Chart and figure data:
────────

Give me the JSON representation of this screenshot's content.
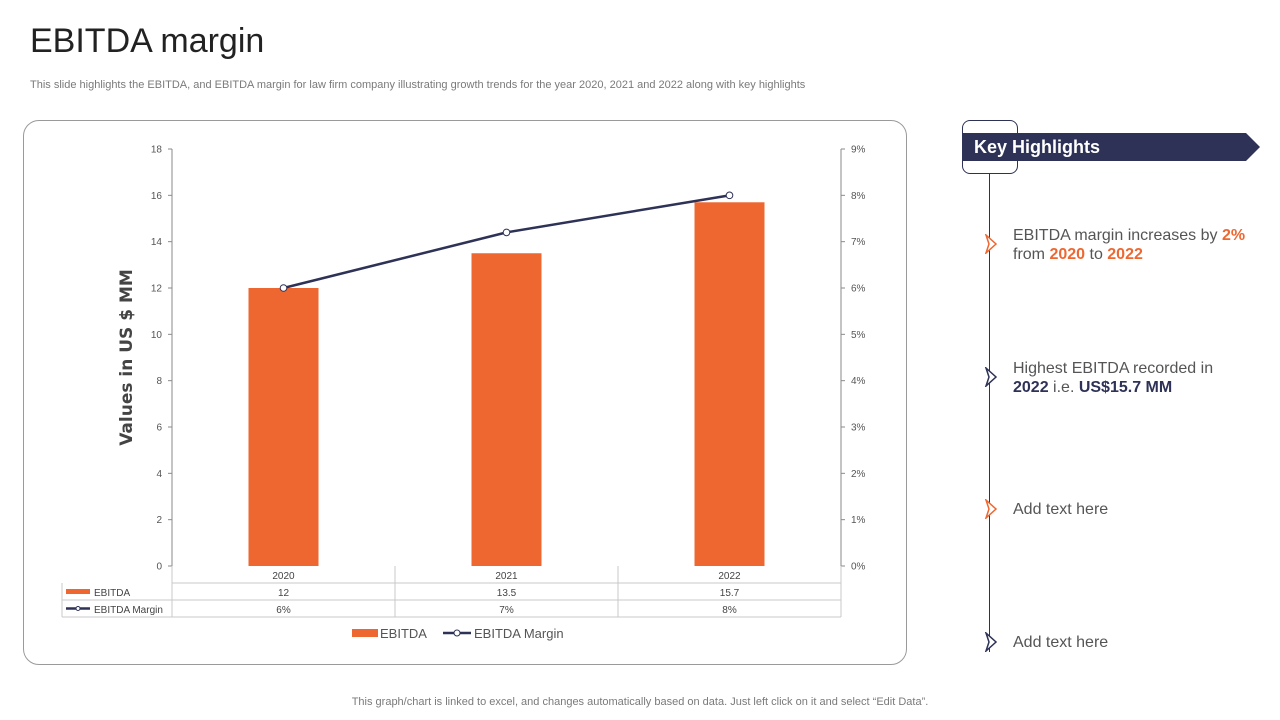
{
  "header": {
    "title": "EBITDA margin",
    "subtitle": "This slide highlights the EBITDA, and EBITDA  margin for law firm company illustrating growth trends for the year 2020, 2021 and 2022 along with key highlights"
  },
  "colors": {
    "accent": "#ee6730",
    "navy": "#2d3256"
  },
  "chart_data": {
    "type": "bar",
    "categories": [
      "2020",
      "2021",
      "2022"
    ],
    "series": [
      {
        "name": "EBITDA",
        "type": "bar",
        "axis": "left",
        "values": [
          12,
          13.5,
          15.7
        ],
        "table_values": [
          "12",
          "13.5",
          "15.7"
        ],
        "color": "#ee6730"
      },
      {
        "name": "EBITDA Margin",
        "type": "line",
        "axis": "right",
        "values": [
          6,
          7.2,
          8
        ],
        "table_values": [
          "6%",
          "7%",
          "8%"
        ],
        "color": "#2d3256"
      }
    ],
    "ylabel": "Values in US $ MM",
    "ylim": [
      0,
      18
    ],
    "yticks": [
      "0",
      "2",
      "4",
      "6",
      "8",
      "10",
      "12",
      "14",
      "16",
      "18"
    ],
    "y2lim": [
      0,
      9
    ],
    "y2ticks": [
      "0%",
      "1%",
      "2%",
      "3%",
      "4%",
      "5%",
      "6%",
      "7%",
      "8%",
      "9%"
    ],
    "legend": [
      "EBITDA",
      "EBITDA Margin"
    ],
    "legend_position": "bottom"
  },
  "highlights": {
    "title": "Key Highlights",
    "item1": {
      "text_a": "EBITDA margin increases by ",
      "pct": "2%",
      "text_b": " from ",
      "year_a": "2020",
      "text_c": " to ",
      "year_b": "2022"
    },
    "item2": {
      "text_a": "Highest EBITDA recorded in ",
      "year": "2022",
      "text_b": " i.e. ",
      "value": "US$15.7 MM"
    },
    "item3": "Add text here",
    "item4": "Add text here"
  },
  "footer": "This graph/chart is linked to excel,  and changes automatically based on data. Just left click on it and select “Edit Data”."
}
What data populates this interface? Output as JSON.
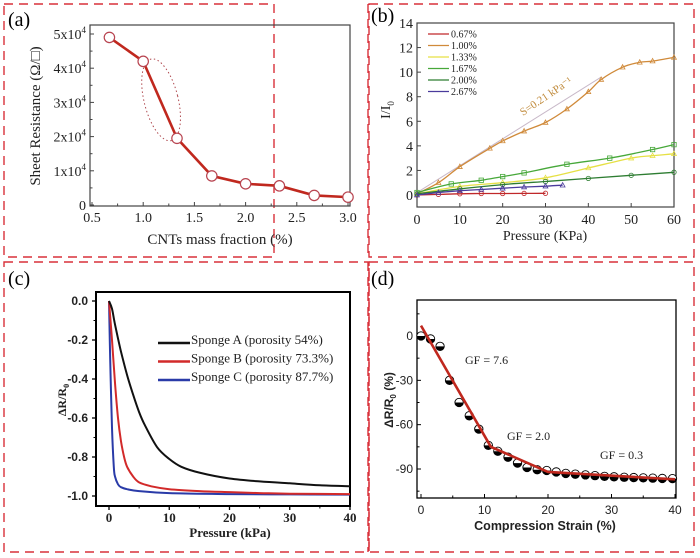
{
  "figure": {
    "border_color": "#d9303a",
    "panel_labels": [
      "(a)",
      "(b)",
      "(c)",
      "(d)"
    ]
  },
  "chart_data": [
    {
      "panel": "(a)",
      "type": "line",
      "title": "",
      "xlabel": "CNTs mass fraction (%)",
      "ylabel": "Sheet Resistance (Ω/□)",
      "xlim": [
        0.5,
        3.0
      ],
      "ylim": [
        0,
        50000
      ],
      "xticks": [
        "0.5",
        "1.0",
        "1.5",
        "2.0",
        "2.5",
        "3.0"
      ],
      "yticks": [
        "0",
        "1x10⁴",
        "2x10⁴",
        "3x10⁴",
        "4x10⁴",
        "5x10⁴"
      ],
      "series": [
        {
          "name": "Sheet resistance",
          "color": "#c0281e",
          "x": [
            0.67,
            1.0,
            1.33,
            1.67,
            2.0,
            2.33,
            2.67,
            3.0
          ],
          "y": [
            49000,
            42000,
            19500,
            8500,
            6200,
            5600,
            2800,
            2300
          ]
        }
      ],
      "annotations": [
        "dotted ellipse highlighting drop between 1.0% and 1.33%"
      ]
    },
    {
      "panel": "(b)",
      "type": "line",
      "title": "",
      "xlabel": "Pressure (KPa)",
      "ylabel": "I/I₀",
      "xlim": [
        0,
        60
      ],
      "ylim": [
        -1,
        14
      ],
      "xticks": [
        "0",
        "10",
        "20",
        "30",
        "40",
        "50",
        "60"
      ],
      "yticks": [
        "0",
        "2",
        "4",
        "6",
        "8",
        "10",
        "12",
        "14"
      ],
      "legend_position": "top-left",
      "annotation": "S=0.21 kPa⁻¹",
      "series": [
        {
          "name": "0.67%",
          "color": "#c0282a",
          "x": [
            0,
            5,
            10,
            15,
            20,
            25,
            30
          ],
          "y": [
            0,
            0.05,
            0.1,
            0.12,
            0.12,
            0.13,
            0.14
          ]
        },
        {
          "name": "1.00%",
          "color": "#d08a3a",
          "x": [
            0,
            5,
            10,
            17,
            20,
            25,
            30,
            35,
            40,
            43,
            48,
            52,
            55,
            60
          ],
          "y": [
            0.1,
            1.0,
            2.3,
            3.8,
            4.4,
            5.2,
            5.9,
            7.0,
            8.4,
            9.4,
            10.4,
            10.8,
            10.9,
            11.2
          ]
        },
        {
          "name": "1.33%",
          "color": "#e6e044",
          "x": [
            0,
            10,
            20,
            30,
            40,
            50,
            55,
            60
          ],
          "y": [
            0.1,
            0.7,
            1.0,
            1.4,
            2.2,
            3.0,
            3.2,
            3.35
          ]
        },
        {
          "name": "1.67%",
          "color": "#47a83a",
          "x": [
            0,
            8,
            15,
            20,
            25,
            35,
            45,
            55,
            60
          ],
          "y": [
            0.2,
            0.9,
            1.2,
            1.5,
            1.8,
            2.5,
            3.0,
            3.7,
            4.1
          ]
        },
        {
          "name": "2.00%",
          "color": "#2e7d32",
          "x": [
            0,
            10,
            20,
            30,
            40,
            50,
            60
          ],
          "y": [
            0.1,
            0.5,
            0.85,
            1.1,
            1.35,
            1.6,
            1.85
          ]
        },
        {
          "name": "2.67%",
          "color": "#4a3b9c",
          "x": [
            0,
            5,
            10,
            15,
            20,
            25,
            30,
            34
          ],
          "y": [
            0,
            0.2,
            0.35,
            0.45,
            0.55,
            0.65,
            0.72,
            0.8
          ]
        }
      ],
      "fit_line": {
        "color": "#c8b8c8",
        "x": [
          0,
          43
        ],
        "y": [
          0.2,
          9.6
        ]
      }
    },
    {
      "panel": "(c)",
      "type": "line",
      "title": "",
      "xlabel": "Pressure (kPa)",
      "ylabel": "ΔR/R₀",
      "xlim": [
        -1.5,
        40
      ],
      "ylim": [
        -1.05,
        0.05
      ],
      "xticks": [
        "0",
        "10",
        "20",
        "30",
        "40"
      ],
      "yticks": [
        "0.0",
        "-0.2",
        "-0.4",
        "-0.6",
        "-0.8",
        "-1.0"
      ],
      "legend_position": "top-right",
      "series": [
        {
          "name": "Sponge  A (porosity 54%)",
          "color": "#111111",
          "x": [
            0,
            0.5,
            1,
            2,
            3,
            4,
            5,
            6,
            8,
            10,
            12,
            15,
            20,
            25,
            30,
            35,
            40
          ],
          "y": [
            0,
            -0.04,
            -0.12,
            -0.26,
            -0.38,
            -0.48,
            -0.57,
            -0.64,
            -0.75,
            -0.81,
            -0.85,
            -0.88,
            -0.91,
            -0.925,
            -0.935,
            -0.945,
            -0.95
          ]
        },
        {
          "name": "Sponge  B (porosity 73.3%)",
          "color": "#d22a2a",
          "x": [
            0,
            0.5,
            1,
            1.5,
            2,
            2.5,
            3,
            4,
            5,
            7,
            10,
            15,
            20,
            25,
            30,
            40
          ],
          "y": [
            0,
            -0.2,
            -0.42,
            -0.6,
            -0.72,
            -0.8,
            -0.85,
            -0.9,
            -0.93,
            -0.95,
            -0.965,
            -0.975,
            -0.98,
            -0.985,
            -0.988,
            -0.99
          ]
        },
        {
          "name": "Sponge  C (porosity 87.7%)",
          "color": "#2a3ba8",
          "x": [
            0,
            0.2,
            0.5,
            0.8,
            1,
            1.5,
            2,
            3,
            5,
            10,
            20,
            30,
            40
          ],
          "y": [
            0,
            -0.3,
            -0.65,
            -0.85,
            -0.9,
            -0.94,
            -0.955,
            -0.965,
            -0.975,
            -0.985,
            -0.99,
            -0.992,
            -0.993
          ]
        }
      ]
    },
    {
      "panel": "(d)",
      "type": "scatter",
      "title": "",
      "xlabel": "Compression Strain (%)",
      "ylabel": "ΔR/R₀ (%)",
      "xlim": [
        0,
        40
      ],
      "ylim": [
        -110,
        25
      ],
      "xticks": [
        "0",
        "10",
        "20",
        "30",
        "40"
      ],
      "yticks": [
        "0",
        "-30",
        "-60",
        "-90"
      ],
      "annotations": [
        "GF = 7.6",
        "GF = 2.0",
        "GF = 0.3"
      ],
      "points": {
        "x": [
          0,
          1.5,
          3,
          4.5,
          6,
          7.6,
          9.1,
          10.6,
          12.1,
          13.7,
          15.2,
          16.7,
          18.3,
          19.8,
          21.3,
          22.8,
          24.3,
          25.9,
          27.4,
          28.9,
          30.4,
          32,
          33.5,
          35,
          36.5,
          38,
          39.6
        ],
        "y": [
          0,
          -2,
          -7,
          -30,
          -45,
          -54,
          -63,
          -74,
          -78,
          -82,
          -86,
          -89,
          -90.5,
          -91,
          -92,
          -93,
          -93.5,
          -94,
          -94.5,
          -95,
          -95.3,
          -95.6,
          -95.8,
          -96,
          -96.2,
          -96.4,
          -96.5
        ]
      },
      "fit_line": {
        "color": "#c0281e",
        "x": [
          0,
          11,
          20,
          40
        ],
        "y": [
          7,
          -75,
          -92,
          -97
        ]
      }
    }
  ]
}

────────

In the entries above, find each line with the string "Sponge" and copy it.

Task solution:
          "name": "Sponge  A (porosity 54%)",
          "name": "Sponge  B (porosity 73.3%)",
          "name": "Sponge  C (porosity 87.7%)",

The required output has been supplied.